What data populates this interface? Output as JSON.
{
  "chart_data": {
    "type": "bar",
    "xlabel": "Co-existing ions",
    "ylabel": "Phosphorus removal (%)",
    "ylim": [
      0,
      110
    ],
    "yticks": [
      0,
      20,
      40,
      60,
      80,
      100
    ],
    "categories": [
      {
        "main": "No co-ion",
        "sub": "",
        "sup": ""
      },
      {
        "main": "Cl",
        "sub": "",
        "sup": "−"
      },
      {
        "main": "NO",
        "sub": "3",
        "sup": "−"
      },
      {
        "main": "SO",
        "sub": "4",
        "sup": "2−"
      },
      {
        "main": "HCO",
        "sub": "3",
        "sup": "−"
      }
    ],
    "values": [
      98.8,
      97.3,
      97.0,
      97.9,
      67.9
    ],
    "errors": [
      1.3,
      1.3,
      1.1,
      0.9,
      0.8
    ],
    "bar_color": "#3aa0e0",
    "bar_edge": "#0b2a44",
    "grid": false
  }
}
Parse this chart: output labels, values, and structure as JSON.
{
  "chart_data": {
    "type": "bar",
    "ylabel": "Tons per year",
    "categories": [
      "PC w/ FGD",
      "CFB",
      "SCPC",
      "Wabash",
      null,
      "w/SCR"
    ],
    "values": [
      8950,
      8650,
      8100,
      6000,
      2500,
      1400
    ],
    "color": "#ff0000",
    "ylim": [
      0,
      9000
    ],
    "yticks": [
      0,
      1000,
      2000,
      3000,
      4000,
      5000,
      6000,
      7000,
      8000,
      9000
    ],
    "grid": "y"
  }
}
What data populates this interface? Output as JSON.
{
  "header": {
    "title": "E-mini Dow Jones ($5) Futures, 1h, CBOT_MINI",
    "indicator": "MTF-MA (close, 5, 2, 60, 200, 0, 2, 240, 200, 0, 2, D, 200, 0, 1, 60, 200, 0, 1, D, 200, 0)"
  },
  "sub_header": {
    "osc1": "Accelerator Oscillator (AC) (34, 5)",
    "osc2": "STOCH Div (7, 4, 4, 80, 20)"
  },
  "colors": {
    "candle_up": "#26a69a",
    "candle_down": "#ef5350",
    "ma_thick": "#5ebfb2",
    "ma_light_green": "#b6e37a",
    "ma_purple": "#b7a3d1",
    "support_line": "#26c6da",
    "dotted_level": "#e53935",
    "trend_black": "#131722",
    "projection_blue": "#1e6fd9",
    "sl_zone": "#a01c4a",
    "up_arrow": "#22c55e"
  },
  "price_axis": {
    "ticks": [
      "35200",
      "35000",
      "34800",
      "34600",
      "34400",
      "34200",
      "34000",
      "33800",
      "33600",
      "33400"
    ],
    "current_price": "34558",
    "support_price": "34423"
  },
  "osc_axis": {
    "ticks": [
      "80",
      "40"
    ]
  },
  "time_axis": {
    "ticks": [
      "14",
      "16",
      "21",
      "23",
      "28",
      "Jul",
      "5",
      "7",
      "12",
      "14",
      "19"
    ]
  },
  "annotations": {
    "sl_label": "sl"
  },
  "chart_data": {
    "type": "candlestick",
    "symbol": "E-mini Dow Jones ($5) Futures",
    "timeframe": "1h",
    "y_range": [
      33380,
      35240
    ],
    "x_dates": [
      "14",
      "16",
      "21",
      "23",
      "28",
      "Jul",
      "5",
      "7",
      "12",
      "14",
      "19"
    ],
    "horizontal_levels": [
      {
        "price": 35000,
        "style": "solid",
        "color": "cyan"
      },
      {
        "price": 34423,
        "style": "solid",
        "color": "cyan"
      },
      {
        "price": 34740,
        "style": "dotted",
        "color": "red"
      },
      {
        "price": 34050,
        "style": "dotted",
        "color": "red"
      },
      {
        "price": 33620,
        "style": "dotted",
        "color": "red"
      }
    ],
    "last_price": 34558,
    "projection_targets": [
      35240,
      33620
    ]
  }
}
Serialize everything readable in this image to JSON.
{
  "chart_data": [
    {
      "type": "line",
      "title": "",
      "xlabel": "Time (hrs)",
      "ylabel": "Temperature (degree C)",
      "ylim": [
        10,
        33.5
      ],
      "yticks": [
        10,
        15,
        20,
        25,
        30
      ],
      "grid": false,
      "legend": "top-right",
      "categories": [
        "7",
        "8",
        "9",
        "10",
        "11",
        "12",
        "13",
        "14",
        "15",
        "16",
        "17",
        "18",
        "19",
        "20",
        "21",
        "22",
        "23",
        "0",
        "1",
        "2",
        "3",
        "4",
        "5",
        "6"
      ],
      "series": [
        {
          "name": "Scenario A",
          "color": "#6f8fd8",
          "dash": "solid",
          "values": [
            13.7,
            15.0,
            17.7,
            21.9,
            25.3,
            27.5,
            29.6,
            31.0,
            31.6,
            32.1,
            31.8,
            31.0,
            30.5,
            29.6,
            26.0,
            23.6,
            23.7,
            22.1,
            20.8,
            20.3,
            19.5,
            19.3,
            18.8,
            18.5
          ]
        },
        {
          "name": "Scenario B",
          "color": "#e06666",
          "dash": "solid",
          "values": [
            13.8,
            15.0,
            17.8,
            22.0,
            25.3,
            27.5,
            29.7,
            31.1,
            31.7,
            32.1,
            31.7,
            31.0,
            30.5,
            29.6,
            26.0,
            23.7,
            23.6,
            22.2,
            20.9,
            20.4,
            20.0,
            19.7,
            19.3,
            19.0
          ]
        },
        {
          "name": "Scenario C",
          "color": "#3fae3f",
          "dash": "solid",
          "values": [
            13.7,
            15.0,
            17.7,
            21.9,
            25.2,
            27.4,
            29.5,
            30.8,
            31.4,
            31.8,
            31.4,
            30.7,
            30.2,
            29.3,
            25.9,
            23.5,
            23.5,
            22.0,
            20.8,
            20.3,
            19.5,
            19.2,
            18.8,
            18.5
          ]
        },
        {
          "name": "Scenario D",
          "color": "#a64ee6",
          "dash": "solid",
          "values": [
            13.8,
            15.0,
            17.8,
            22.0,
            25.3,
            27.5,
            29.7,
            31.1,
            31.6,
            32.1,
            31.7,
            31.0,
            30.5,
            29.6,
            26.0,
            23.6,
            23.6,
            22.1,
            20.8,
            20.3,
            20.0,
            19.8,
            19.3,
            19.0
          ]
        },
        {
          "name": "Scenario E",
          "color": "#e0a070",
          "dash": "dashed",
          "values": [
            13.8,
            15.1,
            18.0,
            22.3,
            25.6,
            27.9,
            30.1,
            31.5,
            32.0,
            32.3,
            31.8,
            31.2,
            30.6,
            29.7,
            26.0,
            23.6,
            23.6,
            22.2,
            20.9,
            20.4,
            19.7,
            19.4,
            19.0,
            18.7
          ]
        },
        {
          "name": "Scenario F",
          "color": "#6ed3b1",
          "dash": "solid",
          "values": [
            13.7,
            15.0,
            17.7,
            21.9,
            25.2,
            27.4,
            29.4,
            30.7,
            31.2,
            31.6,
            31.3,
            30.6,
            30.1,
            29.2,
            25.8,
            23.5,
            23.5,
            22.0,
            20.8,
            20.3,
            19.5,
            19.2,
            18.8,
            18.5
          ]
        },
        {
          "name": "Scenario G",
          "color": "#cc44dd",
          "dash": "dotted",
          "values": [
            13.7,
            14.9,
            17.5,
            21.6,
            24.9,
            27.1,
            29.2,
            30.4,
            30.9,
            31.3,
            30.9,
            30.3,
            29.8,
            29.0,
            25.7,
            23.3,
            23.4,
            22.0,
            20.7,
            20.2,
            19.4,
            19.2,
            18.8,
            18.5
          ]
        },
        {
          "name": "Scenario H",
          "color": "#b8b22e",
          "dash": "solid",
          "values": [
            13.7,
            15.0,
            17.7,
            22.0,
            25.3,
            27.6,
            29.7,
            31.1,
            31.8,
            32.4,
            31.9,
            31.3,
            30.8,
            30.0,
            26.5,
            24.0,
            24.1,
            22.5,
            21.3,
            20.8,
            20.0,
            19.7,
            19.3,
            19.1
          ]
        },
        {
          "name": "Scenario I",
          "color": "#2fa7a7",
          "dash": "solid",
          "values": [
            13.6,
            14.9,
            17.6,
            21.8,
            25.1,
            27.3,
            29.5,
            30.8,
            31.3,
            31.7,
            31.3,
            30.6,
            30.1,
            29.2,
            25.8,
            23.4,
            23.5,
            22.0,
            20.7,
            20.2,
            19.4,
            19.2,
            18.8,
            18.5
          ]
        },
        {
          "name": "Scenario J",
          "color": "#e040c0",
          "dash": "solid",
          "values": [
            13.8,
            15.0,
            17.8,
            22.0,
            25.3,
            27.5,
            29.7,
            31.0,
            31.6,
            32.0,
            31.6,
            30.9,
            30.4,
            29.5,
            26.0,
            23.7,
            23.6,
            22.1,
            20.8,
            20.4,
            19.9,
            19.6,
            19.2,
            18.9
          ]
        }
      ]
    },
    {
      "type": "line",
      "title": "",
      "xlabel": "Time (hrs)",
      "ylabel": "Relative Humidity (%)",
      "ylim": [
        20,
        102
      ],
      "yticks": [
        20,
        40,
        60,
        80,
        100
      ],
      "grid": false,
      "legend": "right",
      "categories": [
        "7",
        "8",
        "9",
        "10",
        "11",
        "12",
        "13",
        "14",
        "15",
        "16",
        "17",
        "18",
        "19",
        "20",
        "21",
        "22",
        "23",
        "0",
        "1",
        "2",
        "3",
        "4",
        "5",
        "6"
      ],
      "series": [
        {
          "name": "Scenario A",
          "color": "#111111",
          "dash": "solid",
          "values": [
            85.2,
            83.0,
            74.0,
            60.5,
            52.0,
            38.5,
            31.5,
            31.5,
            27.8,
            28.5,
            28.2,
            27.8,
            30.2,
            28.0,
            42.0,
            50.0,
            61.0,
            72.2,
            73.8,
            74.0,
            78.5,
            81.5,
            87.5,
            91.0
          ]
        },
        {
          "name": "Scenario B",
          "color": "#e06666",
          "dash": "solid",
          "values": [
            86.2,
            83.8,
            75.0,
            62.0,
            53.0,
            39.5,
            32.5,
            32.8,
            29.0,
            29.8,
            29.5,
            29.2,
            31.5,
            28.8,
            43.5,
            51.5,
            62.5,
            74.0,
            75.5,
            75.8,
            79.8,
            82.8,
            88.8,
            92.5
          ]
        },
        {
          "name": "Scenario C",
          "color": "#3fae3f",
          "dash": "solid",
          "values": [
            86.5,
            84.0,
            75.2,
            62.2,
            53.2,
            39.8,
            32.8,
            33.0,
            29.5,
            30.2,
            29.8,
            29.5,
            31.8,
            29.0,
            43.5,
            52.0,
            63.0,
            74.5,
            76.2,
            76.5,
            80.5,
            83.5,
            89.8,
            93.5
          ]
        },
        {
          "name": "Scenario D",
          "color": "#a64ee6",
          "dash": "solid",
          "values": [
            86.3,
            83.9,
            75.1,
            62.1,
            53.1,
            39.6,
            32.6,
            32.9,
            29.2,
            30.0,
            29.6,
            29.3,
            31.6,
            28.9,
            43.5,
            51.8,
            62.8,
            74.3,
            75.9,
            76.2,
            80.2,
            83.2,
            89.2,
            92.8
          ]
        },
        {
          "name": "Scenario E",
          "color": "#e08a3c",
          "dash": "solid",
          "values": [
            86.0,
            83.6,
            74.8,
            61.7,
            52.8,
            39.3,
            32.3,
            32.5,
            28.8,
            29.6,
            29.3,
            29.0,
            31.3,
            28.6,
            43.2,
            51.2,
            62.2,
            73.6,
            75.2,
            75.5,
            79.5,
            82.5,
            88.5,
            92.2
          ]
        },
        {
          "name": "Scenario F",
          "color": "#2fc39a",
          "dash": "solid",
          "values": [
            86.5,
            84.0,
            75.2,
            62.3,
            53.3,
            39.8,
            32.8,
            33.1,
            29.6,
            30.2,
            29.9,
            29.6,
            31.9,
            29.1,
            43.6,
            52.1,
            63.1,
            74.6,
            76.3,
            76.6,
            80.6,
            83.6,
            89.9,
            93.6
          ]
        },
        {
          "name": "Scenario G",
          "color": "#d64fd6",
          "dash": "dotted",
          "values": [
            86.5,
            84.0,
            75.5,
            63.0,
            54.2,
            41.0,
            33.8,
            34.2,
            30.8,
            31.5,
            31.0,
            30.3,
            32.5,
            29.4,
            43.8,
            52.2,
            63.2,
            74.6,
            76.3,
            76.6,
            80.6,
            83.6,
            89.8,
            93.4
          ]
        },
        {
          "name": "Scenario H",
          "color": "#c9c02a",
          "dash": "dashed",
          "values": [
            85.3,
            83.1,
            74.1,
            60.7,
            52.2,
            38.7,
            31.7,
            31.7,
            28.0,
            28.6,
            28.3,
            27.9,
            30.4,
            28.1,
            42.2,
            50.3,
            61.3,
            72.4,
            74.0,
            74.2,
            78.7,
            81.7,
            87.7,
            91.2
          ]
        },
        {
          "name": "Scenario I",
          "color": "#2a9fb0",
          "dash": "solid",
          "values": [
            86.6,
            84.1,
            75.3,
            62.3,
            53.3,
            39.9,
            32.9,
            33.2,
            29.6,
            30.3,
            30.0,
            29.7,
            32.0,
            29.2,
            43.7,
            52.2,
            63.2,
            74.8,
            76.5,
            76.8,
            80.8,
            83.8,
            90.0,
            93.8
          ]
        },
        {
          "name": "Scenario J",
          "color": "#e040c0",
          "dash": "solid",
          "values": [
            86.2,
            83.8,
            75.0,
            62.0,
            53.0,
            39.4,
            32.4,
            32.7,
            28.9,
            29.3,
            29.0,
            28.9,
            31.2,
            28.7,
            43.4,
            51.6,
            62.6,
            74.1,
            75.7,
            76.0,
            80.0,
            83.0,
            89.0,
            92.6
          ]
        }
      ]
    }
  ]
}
..............................
— What you have to do —
Find how many of the lines above have the word "this" in them. State only that number.

— Response below —
4